## To be done
All of the lines below are to be printed again exactly; images are excluded from the output.

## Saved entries
┄┄┄┄┄┄

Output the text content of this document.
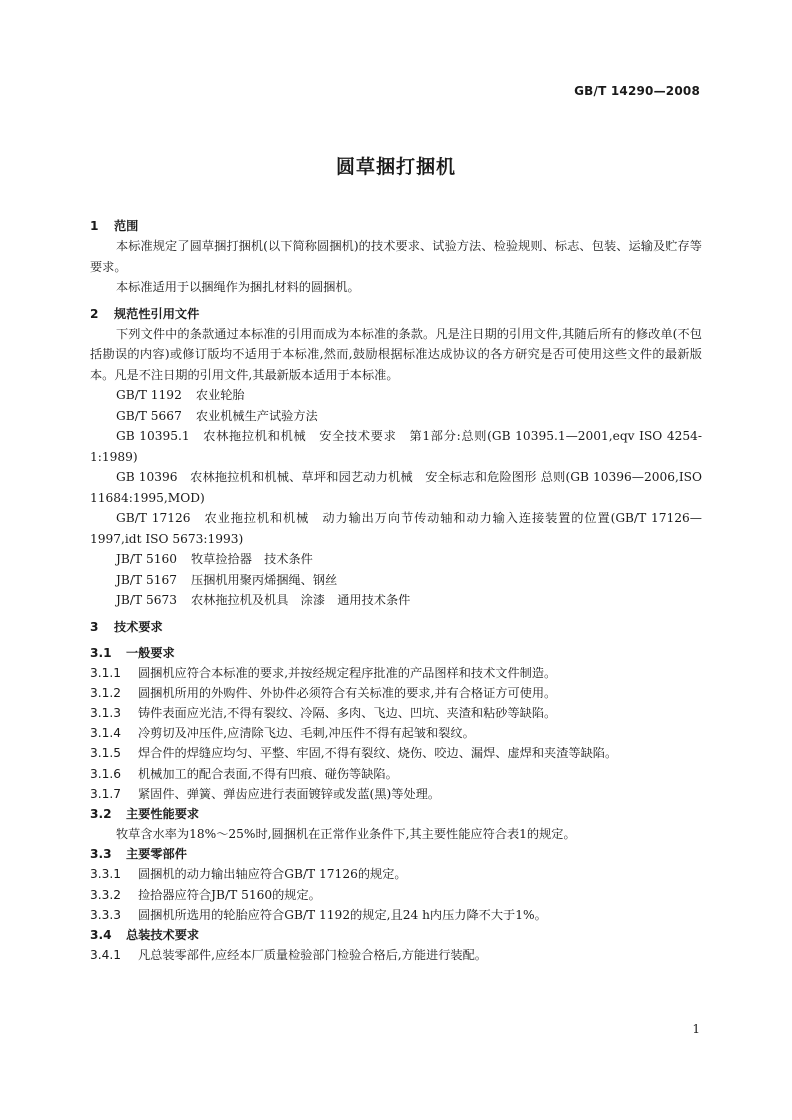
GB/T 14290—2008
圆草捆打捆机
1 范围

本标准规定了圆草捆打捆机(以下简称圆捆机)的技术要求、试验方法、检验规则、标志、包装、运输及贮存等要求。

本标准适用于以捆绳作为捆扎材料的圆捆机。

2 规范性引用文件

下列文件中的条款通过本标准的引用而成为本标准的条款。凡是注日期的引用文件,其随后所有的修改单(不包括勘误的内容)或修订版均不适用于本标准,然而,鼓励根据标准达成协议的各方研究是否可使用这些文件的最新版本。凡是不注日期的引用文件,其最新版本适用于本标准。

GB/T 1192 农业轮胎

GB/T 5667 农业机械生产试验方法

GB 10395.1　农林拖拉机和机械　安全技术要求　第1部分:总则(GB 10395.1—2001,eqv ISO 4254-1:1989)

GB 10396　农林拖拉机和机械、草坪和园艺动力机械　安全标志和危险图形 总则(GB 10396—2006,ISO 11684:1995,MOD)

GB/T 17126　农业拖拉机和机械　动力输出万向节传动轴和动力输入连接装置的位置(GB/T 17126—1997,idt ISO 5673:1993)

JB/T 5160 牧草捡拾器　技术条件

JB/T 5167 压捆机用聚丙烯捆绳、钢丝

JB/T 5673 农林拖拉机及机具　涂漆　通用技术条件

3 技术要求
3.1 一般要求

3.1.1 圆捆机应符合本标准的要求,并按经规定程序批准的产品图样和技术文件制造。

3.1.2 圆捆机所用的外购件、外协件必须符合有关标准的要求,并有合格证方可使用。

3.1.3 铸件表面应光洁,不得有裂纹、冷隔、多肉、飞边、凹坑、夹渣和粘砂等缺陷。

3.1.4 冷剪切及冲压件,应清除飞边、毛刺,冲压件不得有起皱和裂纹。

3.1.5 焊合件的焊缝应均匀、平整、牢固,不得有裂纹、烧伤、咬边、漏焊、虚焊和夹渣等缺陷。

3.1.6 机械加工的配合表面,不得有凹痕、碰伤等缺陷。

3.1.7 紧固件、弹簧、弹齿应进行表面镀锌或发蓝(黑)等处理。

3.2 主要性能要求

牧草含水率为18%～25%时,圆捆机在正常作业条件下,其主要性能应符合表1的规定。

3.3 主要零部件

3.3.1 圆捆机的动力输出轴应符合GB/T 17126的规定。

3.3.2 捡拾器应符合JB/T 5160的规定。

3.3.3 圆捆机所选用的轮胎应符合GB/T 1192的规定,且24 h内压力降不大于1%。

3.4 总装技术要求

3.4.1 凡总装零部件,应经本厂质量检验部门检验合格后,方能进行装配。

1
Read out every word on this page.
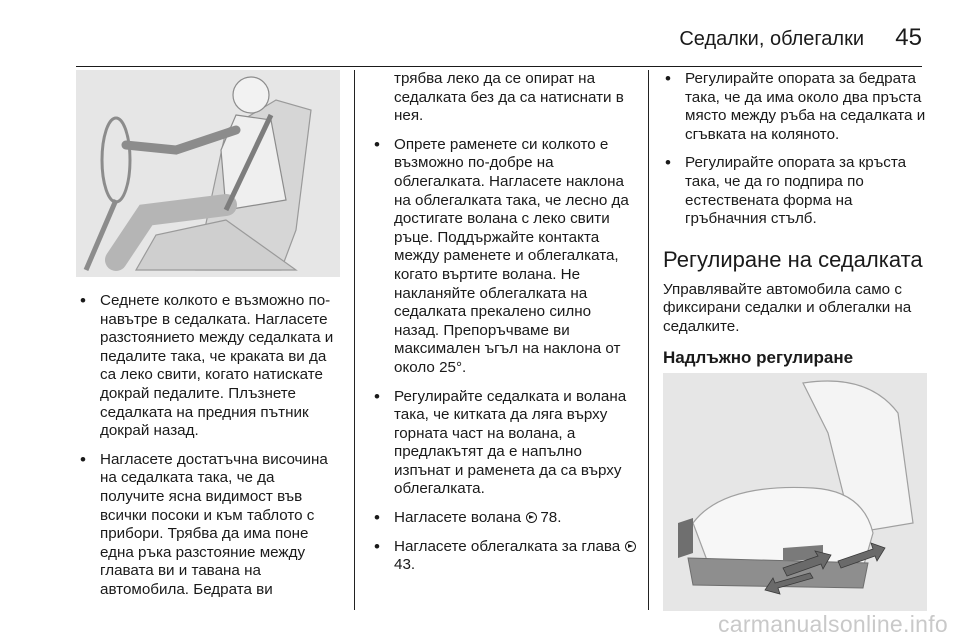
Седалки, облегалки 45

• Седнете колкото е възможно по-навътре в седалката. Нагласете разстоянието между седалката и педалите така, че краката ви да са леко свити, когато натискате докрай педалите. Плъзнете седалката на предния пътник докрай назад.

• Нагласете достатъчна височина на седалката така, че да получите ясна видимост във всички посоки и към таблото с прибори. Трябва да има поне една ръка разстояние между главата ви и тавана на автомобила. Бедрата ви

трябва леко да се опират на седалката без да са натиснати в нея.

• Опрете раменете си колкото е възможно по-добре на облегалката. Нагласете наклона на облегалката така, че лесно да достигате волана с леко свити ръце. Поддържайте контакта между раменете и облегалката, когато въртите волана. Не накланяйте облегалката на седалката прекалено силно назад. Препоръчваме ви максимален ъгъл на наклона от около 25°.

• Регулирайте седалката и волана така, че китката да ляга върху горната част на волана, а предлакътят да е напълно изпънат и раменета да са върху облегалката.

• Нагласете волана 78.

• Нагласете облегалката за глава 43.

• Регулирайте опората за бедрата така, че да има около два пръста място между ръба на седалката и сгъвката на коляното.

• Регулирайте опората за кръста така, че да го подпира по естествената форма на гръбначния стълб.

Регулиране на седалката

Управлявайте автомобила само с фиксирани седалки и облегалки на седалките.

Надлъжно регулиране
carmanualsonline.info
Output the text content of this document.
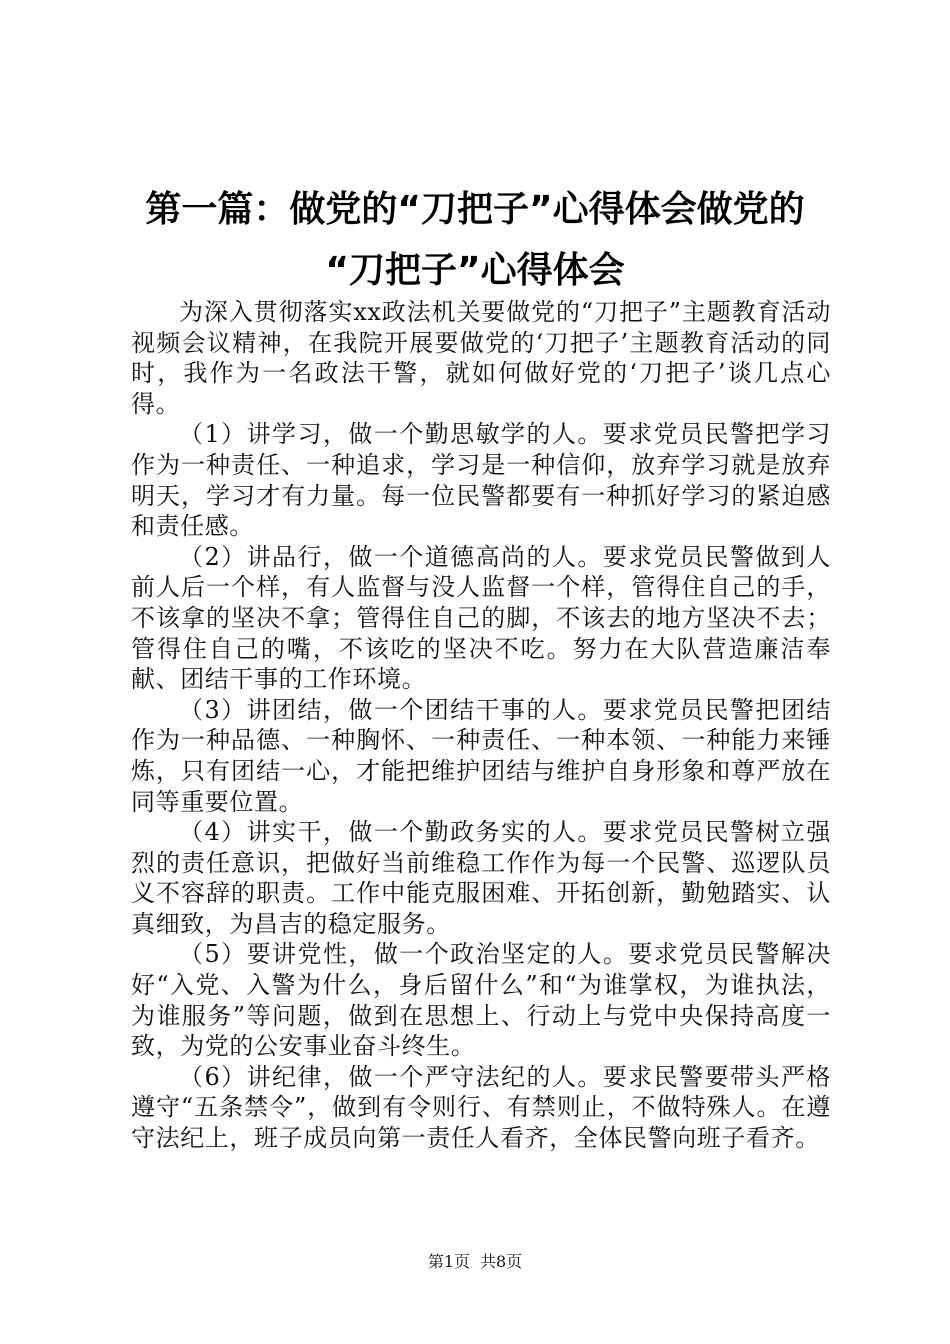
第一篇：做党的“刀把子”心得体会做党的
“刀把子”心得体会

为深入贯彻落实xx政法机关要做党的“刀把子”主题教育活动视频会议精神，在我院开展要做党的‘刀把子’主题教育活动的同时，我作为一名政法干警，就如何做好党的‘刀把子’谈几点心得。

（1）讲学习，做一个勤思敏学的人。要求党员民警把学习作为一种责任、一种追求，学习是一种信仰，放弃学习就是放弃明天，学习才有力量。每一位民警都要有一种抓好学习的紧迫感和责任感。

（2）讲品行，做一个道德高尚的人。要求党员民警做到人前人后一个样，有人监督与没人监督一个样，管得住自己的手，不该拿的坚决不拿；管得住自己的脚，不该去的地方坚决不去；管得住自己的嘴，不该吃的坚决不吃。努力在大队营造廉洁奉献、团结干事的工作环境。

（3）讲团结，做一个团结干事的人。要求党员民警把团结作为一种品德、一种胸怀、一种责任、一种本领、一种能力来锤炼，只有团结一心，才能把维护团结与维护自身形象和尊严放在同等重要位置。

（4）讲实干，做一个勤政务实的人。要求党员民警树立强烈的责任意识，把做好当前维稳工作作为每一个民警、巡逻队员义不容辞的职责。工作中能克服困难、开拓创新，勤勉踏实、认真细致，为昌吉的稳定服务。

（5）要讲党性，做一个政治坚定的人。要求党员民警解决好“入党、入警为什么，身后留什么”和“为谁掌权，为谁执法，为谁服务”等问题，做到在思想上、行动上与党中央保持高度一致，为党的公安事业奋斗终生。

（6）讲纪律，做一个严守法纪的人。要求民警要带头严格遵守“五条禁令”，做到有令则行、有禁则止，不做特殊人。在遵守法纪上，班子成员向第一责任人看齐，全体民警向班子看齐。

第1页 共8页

┄┄┄┄┄┄

## Result of this exercise
Output the text content of this document.
GB/T 14290—2008
圆草捆打捆机
1 范围

本标准规定了圆草捆打捆机(以下简称圆捆机)的技术要求、试验方法、检验规则、标志、包装、运输及贮存等要求。

本标准适用于以捆绳作为捆扎材料的圆捆机。

2 规范性引用文件

下列文件中的条款通过本标准的引用而成为本标准的条款。凡是注日期的引用文件,其随后所有的修改单(不包括勘误的内容)或修订版均不适用于本标准,然而,鼓励根据标准达成协议的各方研究是否可使用这些文件的最新版本。凡是不注日期的引用文件,其最新版本适用于本标准。

GB/T 1192 农业轮胎

GB/T 5667 农业机械生产试验方法

GB 10395.1　农林拖拉机和机械　安全技术要求　第1部分:总则(GB 10395.1—2001,eqv ISO 4254-1:1989)

GB 10396　农林拖拉机和机械、草坪和园艺动力机械　安全标志和危险图形 总则(GB 10396—2006,ISO 11684:1995,MOD)

GB/T 17126　农业拖拉机和机械　动力输出万向节传动轴和动力输入连接装置的位置(GB/T 17126—1997,idt ISO 5673:1993)

JB/T 5160 牧草捡拾器　技术条件

JB/T 5167 压捆机用聚丙烯捆绳、钢丝

JB/T 5673 农林拖拉机及机具　涂漆　通用技术条件

3 技术要求
3.1 一般要求

3.1.1 圆捆机应符合本标准的要求,并按经规定程序批准的产品图样和技术文件制造。

3.1.2 圆捆机所用的外购件、外协件必须符合有关标准的要求,并有合格证方可使用。

3.1.3 铸件表面应光洁,不得有裂纹、冷隔、多肉、飞边、凹坑、夹渣和粘砂等缺陷。

3.1.4 冷剪切及冲压件,应清除飞边、毛刺,冲压件不得有起皱和裂纹。

3.1.5 焊合件的焊缝应均匀、平整、牢固,不得有裂纹、烧伤、咬边、漏焊、虚焊和夹渣等缺陷。

3.1.6 机械加工的配合表面,不得有凹痕、碰伤等缺陷。

3.1.7 紧固件、弹簧、弹齿应进行表面镀锌或发蓝(黑)等处理。

3.2 主要性能要求

牧草含水率为18%～25%时,圆捆机在正常作业条件下,其主要性能应符合表1的规定。

3.3 主要零部件

3.3.1 圆捆机的动力输出轴应符合GB/T 17126的规定。

3.3.2 捡拾器应符合JB/T 5160的规定。

3.3.3 圆捆机所选用的轮胎应符合GB/T 1192的规定,且24 h内压力降不大于1%。

3.4 总装技术要求

3.4.1 凡总装零部件,应经本厂质量检验部门检验合格后,方能进行装配。

1
Read out every word on this page.
Седалки, облегалки 45

• Седнете колкото е възможно по-навътре в седалката. Нагласете разстоянието между седалката и педалите така, че краката ви да са леко свити, когато натискате докрай педалите. Плъзнете седалката на предния пътник докрай назад.

• Нагласете достатъчна височина на седалката така, че да получите ясна видимост във всички посоки и към таблото с прибори. Трябва да има поне една ръка разстояние между главата ви и тавана на автомобила. Бедрата ви

трябва леко да се опират на седалката без да са натиснати в нея.

• Опрете раменете си колкото е възможно по-добре на облегалката. Нагласете наклона на облегалката така, че лесно да достигате волана с леко свити ръце. Поддържайте контакта между раменете и облегалката, когато въртите волана. Не накланяйте облегалката на седалката прекалено силно назад. Препоръчваме ви максимален ъгъл на наклона от около 25°.

• Регулирайте седалката и волана така, че китката да ляга върху горната част на волана, а предлакътят да е напълно изпънат и раменета да са върху облегалката.

• Нагласете волана 78.

• Нагласете облегалката за глава 43.

• Регулирайте опората за бедрата така, че да има около два пръста място между ръба на седалката и сгъвката на коляното.

• Регулирайте опората за кръста така, че да го подпира по естествената форма на гръбначния стълб.

Регулиране на седалката

Управлявайте автомобила само с фиксирани седалки и облегалки на седалките.

Надлъжно регулиране
carmanualsonline.info
Output the text content of this document.
第一篇：做党的“刀把子”心得体会做党的
“刀把子”心得体会

为深入贯彻落实xx政法机关要做党的“刀把子”主题教育活动视频会议精神，在我院开展要做党的‘刀把子’主题教育活动的同时，我作为一名政法干警，就如何做好党的‘刀把子’谈几点心得。

（1）讲学习，做一个勤思敏学的人。要求党员民警把学习作为一种责任、一种追求，学习是一种信仰，放弃学习就是放弃明天，学习才有力量。每一位民警都要有一种抓好学习的紧迫感和责任感。

（2）讲品行，做一个道德高尚的人。要求党员民警做到人前人后一个样，有人监督与没人监督一个样，管得住自己的手，不该拿的坚决不拿；管得住自己的脚，不该去的地方坚决不去；管得住自己的嘴，不该吃的坚决不吃。努力在大队营造廉洁奉献、团结干事的工作环境。

（3）讲团结，做一个团结干事的人。要求党员民警把团结作为一种品德、一种胸怀、一种责任、一种本领、一种能力来锤炼，只有团结一心，才能把维护团结与维护自身形象和尊严放在同等重要位置。

（4）讲实干，做一个勤政务实的人。要求党员民警树立强烈的责任意识，把做好当前维稳工作作为每一个民警、巡逻队员义不容辞的职责。工作中能克服困难、开拓创新，勤勉踏实、认真细致，为昌吉的稳定服务。

（5）要讲党性，做一个政治坚定的人。要求党员民警解决好“入党、入警为什么，身后留什么”和“为谁掌权，为谁执法，为谁服务”等问题，做到在思想上、行动上与党中央保持高度一致，为党的公安事业奋斗终生。

（6）讲纪律，做一个严守法纪的人。要求民警要带头严格遵守“五条禁令”，做到有令则行、有禁则止，不做特殊人。在遵守法纪上，班子成员向第一责任人看齐，全体民警向班子看齐。

第1页 共8页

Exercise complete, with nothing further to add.